AIM OF THE EXERCISE:
Your task is to extract every line from the material below exactly.

---

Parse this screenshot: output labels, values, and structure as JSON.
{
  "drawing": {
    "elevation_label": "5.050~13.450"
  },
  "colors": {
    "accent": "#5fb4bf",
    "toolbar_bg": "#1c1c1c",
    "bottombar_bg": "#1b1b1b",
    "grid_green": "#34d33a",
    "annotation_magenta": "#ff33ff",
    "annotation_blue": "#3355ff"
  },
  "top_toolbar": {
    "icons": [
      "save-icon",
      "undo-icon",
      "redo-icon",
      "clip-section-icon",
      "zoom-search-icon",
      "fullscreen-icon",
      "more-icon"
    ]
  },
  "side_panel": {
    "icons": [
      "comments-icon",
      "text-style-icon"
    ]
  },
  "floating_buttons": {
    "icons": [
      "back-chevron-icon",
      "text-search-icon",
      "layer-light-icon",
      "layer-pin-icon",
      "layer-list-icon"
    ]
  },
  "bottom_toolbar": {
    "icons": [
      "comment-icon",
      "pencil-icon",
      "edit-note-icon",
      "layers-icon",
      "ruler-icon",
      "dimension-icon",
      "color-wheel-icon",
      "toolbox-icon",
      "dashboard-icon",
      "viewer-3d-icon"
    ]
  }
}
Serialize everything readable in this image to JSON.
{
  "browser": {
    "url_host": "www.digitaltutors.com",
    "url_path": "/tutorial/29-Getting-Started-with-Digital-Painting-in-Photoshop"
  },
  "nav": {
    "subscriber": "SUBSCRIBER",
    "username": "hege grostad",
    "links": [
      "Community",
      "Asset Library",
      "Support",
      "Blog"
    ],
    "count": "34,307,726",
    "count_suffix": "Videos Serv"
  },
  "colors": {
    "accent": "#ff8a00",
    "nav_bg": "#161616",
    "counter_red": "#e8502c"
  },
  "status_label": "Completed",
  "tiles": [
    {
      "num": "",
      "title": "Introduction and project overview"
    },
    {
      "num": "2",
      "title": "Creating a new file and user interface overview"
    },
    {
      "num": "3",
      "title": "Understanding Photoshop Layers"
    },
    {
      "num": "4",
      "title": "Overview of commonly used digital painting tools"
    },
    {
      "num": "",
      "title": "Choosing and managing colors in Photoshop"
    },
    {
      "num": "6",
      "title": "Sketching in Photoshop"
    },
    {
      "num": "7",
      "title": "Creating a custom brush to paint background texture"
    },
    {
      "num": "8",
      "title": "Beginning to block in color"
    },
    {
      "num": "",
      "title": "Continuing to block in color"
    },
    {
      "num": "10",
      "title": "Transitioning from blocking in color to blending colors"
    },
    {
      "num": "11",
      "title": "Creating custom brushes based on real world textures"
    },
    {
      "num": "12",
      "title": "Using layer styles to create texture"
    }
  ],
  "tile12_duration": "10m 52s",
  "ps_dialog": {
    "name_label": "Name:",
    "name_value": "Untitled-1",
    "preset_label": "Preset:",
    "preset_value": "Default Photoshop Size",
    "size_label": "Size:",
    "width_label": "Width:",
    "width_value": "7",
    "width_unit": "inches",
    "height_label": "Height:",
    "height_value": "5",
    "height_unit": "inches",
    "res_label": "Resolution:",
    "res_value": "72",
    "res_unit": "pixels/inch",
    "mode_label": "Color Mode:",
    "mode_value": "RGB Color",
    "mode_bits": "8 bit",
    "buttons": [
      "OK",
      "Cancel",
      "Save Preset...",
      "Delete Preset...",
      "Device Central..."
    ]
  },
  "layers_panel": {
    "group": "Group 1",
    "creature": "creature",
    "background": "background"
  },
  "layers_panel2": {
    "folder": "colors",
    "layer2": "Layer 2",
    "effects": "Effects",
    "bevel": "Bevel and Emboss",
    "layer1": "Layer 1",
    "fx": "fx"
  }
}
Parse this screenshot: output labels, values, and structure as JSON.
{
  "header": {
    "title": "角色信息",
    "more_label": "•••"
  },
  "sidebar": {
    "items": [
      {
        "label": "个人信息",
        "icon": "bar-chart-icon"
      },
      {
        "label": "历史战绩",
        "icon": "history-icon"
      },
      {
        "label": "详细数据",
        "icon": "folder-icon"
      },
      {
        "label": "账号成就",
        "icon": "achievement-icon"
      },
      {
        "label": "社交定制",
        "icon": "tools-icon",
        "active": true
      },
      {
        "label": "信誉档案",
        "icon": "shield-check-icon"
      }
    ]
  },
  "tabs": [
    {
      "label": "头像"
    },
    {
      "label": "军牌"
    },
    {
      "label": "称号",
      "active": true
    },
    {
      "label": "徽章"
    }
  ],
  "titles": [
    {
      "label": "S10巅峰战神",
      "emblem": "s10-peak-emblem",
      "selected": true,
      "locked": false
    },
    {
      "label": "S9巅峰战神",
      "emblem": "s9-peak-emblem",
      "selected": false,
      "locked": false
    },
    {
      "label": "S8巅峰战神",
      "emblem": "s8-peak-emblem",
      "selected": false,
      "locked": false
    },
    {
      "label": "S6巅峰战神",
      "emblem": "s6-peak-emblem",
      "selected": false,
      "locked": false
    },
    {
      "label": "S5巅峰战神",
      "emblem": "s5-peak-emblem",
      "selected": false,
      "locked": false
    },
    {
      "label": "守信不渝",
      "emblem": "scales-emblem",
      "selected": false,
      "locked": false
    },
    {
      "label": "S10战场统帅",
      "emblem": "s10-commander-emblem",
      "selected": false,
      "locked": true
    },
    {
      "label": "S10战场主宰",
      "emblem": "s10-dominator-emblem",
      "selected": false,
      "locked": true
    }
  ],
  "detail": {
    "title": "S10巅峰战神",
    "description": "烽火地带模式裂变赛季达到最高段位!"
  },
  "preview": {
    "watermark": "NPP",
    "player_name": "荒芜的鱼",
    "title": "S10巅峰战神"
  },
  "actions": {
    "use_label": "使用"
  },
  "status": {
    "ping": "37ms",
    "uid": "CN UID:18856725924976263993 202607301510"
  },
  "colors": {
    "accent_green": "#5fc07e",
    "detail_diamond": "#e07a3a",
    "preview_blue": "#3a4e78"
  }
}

---

ANSWER IN FULL:
Parse this screenshot: output labels, values, and structure as JSON.
{
  "drawing": {
    "elevation_label": "5.050~13.450"
  },
  "colors": {
    "accent": "#5fb4bf",
    "toolbar_bg": "#1c1c1c",
    "bottombar_bg": "#1b1b1b",
    "grid_green": "#34d33a",
    "annotation_magenta": "#ff33ff",
    "annotation_blue": "#3355ff"
  },
  "top_toolbar": {
    "icons": [
      "save-icon",
      "undo-icon",
      "redo-icon",
      "clip-section-icon",
      "zoom-search-icon",
      "fullscreen-icon",
      "more-icon"
    ]
  },
  "side_panel": {
    "icons": [
      "comments-icon",
      "text-style-icon"
    ]
  },
  "floating_buttons": {
    "icons": [
      "back-chevron-icon",
      "text-search-icon",
      "layer-light-icon",
      "layer-pin-icon",
      "layer-list-icon"
    ]
  },
  "bottom_toolbar": {
    "icons": [
      "comment-icon",
      "pencil-icon",
      "edit-note-icon",
      "layers-icon",
      "ruler-icon",
      "dimension-icon",
      "color-wheel-icon",
      "toolbox-icon",
      "dashboard-icon",
      "viewer-3d-icon"
    ]
  }
}
Serialize everything readable in this image to JSON.
{
  "browser": {
    "url_host": "www.digitaltutors.com",
    "url_path": "/tutorial/29-Getting-Started-with-Digital-Painting-in-Photoshop"
  },
  "nav": {
    "subscriber": "SUBSCRIBER",
    "username": "hege grostad",
    "links": [
      "Community",
      "Asset Library",
      "Support",
      "Blog"
    ],
    "count": "34,307,726",
    "count_suffix": "Videos Serv"
  },
  "colors": {
    "accent": "#ff8a00",
    "nav_bg": "#161616",
    "counter_red": "#e8502c"
  },
  "status_label": "Completed",
  "tiles": [
    {
      "num": "",
      "title": "Introduction and project overview"
    },
    {
      "num": "2",
      "title": "Creating a new file and user interface overview"
    },
    {
      "num": "3",
      "title": "Understanding Photoshop Layers"
    },
    {
      "num": "4",
      "title": "Overview of commonly used digital painting tools"
    },
    {
      "num": "",
      "title": "Choosing and managing colors in Photoshop"
    },
    {
      "num": "6",
      "title": "Sketching in Photoshop"
    },
    {
      "num": "7",
      "title": "Creating a custom brush to paint background texture"
    },
    {
      "num": "8",
      "title": "Beginning to block in color"
    },
    {
      "num": "",
      "title": "Continuing to block in color"
    },
    {
      "num": "10",
      "title": "Transitioning from blocking in color to blending colors"
    },
    {
      "num": "11",
      "title": "Creating custom brushes based on real world textures"
    },
    {
      "num": "12",
      "title": "Using layer styles to create texture"
    }
  ],
  "tile12_duration": "10m 52s",
  "ps_dialog": {
    "name_label": "Name:",
    "name_value": "Untitled-1",
    "preset_label": "Preset:",
    "preset_value": "Default Photoshop Size",
    "size_label": "Size:",
    "width_label": "Width:",
    "width_value": "7",
    "width_unit": "inches",
    "height_label": "Height:",
    "height_value": "5",
    "height_unit": "inches",
    "res_label": "Resolution:",
    "res_value": "72",
    "res_unit": "pixels/inch",
    "mode_label": "Color Mode:",
    "mode_value": "RGB Color",
    "mode_bits": "8 bit",
    "buttons": [
      "OK",
      "Cancel",
      "Save Preset...",
      "Delete Preset...",
      "Device Central..."
    ]
  },
  "layers_panel": {
    "group": "Group 1",
    "creature": "creature",
    "background": "background"
  },
  "layers_panel2": {
    "folder": "colors",
    "layer2": "Layer 2",
    "effects": "Effects",
    "bevel": "Bevel and Emboss",
    "layer1": "Layer 1",
    "fx": "fx"
  }
}
Parse this screenshot: output labels, values, and structure as JSON.
{
  "header": {
    "title": "角色信息",
    "more_label": "•••"
  },
  "sidebar": {
    "items": [
      {
        "label": "个人信息",
        "icon": "bar-chart-icon"
      },
      {
        "label": "历史战绩",
        "icon": "history-icon"
      },
      {
        "label": "详细数据",
        "icon": "folder-icon"
      },
      {
        "label": "账号成就",
        "icon": "achievement-icon"
      },
      {
        "label": "社交定制",
        "icon": "tools-icon",
        "active": true
      },
      {
        "label": "信誉档案",
        "icon": "shield-check-icon"
      }
    ]
  },
  "tabs": [
    {
      "label": "头像"
    },
    {
      "label": "军牌"
    },
    {
      "label": "称号",
      "active": true
    },
    {
      "label": "徽章"
    }
  ],
  "titles": [
    {
      "label": "S10巅峰战神",
      "emblem": "s10-peak-emblem",
      "selected": true,
      "locked": false
    },
    {
      "label": "S9巅峰战神",
      "emblem": "s9-peak-emblem",
      "selected": false,
      "locked": false
    },
    {
      "label": "S8巅峰战神",
      "emblem": "s8-peak-emblem",
      "selected": false,
      "locked": false
    },
    {
      "label": "S6巅峰战神",
      "emblem": "s6-peak-emblem",
      "selected": false,
      "locked": false
    },
    {
      "label": "S5巅峰战神",
      "emblem": "s5-peak-emblem",
      "selected": false,
      "locked": false
    },
    {
      "label": "守信不渝",
      "emblem": "scales-emblem",
      "selected": false,
      "locked": false
    },
    {
      "label": "S10战场统帅",
      "emblem": "s10-commander-emblem",
      "selected": false,
      "locked": true
    },
    {
      "label": "S10战场主宰",
      "emblem": "s10-dominator-emblem",
      "selected": false,
      "locked": true
    }
  ],
  "detail": {
    "title": "S10巅峰战神",
    "description": "烽火地带模式裂变赛季达到最高段位!"
  },
  "preview": {
    "watermark": "NPP",
    "player_name": "荒芜的鱼",
    "title": "S10巅峰战神"
  },
  "actions": {
    "use_label": "使用"
  },
  "status": {
    "ping": "37ms",
    "uid": "CN UID:18856725924976263993 202607301510"
  },
  "colors": {
    "accent_green": "#5fc07e",
    "detail_diamond": "#e07a3a",
    "preview_blue": "#3a4e78"
  }
}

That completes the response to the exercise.